From the entries below, say how many lines carry the word "проекту", and give nothing but the number.

**INPUT FOR THIS TASK:**
——

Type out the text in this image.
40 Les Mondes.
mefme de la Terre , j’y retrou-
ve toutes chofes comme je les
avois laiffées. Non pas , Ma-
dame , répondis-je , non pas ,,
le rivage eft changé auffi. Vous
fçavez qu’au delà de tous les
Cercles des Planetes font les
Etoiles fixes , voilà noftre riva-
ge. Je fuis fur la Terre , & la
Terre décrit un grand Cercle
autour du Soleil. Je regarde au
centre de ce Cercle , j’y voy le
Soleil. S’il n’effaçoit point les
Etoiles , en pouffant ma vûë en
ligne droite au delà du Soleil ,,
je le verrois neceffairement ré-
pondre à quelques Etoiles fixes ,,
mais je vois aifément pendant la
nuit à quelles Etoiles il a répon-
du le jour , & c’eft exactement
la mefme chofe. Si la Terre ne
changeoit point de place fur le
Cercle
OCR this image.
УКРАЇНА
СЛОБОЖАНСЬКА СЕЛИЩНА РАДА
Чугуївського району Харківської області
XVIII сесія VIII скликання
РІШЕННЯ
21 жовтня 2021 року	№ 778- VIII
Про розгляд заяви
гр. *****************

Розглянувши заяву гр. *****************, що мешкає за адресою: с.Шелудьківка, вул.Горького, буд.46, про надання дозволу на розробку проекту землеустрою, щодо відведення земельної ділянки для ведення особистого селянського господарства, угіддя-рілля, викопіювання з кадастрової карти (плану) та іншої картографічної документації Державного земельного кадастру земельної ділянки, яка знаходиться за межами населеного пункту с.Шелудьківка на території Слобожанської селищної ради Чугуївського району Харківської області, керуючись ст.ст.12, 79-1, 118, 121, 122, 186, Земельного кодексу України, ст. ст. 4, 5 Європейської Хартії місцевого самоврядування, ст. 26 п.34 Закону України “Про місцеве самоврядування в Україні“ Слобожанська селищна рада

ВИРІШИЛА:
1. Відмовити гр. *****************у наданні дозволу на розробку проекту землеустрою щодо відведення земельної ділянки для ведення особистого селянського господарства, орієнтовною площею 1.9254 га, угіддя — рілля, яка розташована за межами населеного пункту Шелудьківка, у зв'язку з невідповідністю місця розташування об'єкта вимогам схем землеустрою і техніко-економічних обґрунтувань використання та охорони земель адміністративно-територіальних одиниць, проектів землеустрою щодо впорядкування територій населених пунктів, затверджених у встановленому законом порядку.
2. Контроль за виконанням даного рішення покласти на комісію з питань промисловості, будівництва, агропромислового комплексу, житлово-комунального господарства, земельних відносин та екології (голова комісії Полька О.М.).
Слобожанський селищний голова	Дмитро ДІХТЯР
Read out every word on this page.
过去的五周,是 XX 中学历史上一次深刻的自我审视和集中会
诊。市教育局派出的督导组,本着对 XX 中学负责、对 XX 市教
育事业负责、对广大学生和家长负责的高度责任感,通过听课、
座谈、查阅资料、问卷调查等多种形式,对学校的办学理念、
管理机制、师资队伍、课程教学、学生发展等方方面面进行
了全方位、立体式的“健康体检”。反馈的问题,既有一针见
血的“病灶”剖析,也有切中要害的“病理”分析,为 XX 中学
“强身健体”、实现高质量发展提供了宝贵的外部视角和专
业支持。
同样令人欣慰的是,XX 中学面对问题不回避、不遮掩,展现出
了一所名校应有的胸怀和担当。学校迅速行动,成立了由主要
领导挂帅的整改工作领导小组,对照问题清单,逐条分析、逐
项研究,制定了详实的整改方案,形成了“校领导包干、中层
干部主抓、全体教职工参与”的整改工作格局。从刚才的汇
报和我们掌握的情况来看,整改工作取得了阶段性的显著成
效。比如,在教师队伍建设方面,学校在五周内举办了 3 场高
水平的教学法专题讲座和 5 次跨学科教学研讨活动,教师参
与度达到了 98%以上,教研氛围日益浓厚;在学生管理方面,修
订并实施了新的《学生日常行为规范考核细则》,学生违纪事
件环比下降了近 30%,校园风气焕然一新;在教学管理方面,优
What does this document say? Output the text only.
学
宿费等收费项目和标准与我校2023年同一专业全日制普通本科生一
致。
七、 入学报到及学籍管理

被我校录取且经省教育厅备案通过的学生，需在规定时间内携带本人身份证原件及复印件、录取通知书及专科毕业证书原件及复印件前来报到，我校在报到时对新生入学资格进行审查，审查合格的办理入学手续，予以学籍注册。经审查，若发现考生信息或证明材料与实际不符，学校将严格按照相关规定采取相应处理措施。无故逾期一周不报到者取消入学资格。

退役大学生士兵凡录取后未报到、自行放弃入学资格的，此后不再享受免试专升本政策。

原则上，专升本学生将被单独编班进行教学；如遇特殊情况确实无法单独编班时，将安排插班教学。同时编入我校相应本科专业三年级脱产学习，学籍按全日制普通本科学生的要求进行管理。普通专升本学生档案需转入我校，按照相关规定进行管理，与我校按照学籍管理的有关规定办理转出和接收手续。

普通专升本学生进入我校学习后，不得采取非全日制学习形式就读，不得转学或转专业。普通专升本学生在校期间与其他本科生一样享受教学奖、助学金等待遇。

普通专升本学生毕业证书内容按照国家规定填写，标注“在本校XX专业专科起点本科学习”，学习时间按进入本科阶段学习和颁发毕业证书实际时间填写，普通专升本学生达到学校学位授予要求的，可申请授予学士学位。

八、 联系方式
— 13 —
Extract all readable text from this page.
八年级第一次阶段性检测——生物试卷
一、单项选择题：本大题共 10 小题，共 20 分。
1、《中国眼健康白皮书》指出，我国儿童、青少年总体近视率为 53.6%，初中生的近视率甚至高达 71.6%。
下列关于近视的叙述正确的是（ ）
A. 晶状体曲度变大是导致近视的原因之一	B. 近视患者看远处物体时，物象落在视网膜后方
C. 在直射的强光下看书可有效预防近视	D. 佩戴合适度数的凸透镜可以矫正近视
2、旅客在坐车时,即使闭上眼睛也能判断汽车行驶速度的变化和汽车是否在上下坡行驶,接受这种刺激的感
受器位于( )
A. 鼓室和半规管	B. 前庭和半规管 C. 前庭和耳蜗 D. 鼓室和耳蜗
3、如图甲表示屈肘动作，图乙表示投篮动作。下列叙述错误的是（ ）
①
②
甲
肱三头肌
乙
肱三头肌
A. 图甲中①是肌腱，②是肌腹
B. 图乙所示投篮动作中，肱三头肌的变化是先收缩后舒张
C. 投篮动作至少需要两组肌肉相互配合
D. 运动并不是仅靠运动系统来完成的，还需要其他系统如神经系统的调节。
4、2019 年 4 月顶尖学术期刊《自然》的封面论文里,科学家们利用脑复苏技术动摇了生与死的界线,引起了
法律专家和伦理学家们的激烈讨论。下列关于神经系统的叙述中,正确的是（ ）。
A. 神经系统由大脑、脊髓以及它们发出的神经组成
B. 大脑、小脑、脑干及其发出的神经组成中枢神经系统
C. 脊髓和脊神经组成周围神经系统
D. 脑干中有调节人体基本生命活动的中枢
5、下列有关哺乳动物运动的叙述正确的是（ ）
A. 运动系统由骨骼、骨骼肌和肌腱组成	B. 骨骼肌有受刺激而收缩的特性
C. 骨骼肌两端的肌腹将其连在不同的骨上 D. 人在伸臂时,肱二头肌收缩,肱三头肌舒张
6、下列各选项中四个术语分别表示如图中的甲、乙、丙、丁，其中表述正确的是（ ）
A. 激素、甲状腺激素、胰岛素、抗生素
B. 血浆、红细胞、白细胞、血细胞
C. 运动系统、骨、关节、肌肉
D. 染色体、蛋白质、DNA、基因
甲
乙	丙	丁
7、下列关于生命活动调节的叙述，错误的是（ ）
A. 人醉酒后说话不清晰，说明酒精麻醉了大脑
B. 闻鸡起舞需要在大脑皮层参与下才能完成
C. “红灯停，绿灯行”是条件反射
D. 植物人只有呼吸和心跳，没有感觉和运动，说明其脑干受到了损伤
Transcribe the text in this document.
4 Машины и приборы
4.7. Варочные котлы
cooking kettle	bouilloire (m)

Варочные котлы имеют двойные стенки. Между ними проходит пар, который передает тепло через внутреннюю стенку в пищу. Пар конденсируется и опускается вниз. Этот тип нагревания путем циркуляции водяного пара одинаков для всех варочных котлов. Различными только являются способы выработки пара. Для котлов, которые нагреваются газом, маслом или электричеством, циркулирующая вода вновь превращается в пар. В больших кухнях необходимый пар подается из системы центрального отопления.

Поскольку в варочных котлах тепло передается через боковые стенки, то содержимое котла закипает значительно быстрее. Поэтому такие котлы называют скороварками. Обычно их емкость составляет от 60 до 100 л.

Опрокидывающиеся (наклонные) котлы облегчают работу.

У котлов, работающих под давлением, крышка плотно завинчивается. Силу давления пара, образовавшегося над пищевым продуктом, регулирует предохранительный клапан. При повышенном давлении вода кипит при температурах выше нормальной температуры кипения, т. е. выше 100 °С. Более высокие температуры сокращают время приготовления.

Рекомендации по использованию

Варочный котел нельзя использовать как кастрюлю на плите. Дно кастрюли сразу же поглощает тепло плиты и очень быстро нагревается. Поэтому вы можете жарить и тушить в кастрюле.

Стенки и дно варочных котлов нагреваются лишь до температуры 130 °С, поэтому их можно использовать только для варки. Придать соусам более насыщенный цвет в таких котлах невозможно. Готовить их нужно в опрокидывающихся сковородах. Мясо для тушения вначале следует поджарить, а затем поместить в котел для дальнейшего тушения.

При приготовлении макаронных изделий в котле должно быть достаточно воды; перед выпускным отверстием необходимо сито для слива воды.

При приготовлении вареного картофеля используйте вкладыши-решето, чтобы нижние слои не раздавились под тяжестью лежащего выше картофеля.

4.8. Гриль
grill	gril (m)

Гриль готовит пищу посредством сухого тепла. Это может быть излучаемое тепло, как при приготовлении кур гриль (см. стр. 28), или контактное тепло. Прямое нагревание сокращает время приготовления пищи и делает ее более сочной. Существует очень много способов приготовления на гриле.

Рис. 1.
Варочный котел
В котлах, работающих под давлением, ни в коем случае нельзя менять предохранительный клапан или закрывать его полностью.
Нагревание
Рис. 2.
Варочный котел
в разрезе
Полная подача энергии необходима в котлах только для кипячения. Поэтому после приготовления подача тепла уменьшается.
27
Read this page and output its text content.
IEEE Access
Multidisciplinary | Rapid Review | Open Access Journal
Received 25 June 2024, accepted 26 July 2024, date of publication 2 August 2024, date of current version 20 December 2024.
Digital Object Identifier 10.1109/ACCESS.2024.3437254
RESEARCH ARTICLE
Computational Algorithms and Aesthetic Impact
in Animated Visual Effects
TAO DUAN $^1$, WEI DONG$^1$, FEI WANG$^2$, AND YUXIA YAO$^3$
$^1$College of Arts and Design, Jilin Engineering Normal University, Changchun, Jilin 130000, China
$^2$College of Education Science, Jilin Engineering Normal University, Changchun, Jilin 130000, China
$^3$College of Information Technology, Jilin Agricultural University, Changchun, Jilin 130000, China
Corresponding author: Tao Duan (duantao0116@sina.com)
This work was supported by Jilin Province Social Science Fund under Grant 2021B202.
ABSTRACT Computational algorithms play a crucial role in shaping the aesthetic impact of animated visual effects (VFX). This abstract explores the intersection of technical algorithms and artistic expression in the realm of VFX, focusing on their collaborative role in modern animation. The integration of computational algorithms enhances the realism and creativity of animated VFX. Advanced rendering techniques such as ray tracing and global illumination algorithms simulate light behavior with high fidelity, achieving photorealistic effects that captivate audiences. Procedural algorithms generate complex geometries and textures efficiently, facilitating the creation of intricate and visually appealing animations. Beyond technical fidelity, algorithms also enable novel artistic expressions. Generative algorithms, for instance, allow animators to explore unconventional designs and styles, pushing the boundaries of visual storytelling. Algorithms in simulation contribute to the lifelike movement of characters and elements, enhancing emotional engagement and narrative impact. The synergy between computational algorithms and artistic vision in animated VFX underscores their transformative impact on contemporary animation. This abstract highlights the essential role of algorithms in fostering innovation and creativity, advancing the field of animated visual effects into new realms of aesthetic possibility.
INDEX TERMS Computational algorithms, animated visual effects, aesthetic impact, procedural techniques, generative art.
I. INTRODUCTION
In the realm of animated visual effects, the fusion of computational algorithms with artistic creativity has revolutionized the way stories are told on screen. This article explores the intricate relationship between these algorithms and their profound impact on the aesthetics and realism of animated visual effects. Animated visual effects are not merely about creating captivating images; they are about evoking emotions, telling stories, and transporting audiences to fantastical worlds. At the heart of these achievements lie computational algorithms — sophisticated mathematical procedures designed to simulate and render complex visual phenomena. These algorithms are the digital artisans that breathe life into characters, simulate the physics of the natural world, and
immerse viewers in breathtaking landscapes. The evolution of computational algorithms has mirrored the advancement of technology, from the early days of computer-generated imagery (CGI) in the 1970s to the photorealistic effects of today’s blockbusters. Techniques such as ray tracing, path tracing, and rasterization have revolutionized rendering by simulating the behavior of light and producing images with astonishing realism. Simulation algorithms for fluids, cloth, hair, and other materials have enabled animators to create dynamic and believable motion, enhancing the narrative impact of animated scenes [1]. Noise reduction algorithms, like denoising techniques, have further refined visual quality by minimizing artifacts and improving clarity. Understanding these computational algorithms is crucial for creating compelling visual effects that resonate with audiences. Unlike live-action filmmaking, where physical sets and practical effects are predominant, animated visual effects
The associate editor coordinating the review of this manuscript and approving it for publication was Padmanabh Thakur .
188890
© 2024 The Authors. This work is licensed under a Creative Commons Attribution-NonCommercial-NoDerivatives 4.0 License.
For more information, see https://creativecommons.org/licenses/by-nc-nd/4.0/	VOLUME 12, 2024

——

**TASK RESPONSE:** 2